GIVEN INSTRUCTION: Extract and list every line that contains the word "evening".

(Records excerpted from a collection)
>>>

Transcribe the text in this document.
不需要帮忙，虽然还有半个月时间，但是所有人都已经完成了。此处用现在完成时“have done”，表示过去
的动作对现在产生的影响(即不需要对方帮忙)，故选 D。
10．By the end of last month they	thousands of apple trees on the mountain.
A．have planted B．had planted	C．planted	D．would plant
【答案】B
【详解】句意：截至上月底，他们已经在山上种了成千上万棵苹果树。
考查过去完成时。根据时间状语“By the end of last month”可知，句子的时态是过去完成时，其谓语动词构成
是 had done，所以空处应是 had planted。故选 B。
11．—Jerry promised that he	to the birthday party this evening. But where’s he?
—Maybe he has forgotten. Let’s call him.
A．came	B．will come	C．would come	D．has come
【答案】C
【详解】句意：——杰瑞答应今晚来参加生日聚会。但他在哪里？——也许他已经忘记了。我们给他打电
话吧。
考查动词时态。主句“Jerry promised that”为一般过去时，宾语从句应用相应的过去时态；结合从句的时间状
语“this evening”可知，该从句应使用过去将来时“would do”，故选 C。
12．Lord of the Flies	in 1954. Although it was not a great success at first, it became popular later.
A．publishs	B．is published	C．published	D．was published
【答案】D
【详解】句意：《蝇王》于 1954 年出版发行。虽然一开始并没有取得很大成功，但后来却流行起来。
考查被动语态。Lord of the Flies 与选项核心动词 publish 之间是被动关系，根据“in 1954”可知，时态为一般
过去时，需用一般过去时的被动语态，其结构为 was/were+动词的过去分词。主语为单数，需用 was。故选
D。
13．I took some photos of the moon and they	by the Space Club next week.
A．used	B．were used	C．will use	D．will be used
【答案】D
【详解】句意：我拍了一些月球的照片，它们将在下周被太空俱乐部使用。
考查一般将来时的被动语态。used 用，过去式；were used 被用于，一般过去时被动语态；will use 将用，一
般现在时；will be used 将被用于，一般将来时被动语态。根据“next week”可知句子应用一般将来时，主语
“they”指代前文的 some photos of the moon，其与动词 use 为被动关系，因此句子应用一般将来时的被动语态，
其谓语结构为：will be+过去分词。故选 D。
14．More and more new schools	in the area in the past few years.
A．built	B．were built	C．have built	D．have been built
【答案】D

<<<

REPLY:
11．—Jerry promised that he	to the birthday party this evening. But where’s he?
语“this evening”可知，该从句应使用过去将来时“would do”，故选 C。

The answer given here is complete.